## WHAT YOU HAVE TO DO
Pull every line that holds the word "kerk" from the entries.
————————
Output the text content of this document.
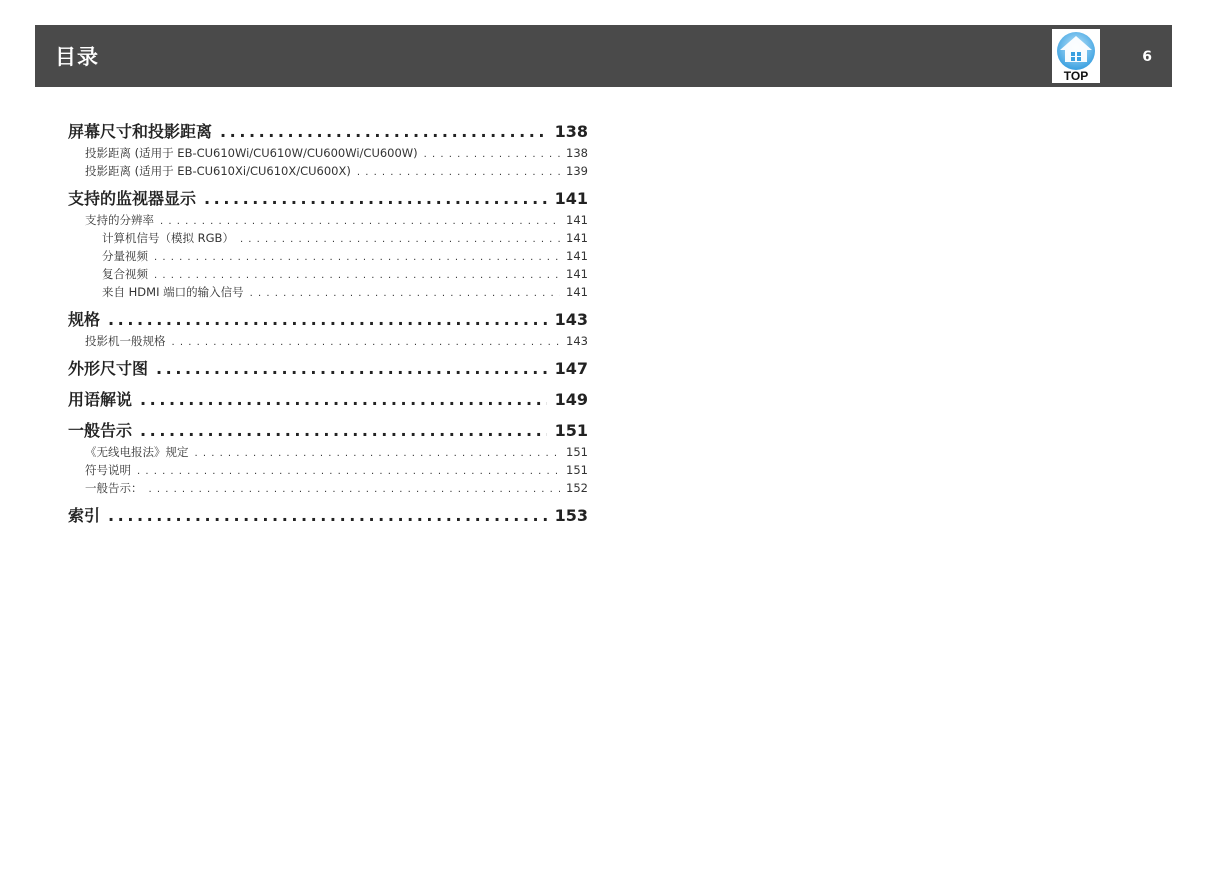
目录
TOP
6
屏幕尺寸和投影距离 . . .	138
投影距离 (适用于 EB-CU610Wi/CU610W/CU600Wi/CU600W) . . .	138
投影距离 (适用于 EB-CU610Xi/CU610X/CU600X) . . .	139
支持的监视器显示 . . .	141
支持的分辨率 . . .	141
计算机信号（模拟 RGB） . . .	141
分量视频 . . .	141
复合视频 . . .	141
来自 HDMI 端口的输入信号 . . .	141
规格 . . .	143
投影机一般规格 . . .	143
外形尺寸图 . . .	147
用语解说 . . .	149
一般告示 . . .	151
《无线电报法》规定 . . .	151
符号说明 . . .	151
一般告示： . . .	152
索引 . . .	153
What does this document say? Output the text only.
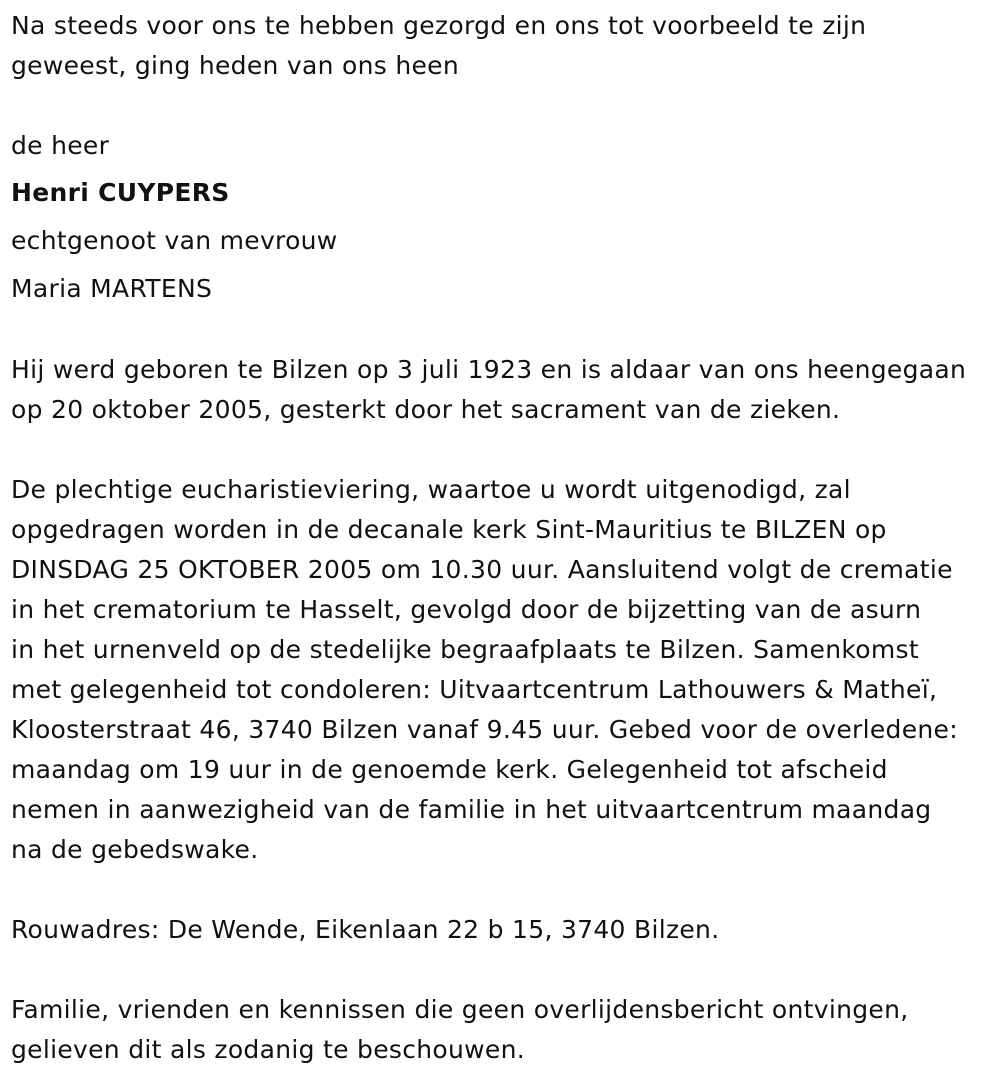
Na steeds voor ons te hebben gezorgd en ons tot voorbeeld te zijn
geweest, ging heden van ons heen
de heer
Henri CUYPERS
echtgenoot van mevrouw
Maria MARTENS
Hij werd geboren te Bilzen op 3 juli 1923 en is aldaar van ons heengegaan
op 20 oktober 2005, gesterkt door het sacrament van de zieken.
De plechtige eucharistieviering, waartoe u wordt uitgenodigd, zal
opgedragen worden in de decanale kerk Sint-Mauritius te BILZEN op
DINSDAG 25 OKTOBER 2005 om 10.30 uur. Aansluitend volgt de crematie
in het crematorium te Hasselt, gevolgd door de bijzetting van de asurn
in het urnenveld op de stedelijke begraafplaats te Bilzen. Samenkomst
met gelegenheid tot condoleren: Uitvaartcentrum Lathouwers & Matheï,
Kloosterstraat 46, 3740 Bilzen vanaf 9.45 uur. Gebed voor de overledene:
maandag om 19 uur in de genoemde kerk. Gelegenheid tot afscheid
nemen in aanwezigheid van de familie in het uitvaartcentrum maandag
na de gebedswake.
Rouwadres: De Wende, Eikenlaan 22 b 15, 3740 Bilzen.
Familie, vrienden en kennissen die geen overlijdensbericht ontvingen,
gelieven dit als zodanig te beschouwen.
————————
## ANSWER TO THIS EXERCISE
opgedragen worden in de decanale kerk Sint-Mauritius te BILZEN op
maandag om 19 uur in de genoemde kerk. Gelegenheid tot afscheid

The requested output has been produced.